- **INPUT DATA**

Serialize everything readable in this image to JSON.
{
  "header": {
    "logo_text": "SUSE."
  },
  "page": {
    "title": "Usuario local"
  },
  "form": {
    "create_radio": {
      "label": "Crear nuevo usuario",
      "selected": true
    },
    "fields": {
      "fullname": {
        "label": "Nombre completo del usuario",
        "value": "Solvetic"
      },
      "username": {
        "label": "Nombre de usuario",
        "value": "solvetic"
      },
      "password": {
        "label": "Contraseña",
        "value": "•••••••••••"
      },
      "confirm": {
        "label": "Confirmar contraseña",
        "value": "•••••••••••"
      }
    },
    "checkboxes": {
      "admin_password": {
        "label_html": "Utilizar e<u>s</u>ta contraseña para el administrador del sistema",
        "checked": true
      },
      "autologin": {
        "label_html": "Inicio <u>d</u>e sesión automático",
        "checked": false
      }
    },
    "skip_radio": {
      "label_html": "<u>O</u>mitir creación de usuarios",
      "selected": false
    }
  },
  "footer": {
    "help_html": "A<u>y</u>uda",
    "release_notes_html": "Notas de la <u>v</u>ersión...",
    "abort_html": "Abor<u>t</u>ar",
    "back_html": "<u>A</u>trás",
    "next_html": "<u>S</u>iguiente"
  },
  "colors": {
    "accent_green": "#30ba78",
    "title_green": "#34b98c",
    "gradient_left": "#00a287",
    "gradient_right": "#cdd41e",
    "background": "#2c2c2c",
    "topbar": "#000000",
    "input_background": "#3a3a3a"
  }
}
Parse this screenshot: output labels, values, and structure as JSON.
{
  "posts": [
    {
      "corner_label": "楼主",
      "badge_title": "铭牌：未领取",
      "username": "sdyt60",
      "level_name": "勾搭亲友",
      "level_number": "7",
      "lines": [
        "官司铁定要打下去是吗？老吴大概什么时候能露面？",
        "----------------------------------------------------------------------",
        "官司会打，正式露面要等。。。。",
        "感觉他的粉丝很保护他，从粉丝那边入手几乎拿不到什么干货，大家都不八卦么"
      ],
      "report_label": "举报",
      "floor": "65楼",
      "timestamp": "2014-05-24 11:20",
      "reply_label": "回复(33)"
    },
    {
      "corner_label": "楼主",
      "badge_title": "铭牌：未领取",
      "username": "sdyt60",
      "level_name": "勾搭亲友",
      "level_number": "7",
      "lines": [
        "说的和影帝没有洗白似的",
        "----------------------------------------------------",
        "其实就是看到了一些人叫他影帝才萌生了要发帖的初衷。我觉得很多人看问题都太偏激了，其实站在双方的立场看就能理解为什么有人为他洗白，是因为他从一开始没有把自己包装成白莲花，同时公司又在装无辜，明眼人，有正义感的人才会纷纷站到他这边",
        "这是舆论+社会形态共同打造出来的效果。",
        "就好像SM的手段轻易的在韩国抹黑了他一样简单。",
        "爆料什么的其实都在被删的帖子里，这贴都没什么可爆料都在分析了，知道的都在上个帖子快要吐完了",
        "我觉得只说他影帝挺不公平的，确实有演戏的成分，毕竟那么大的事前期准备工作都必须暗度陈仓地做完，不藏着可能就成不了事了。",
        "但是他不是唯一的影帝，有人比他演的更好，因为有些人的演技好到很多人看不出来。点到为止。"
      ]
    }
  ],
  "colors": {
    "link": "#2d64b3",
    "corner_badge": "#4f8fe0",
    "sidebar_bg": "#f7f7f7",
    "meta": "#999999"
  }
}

- **GOAL OF THE EXERCISE**
State how many lines in the records above contain the word "JSON", giving only the number.

- **FINAL RESULT**
2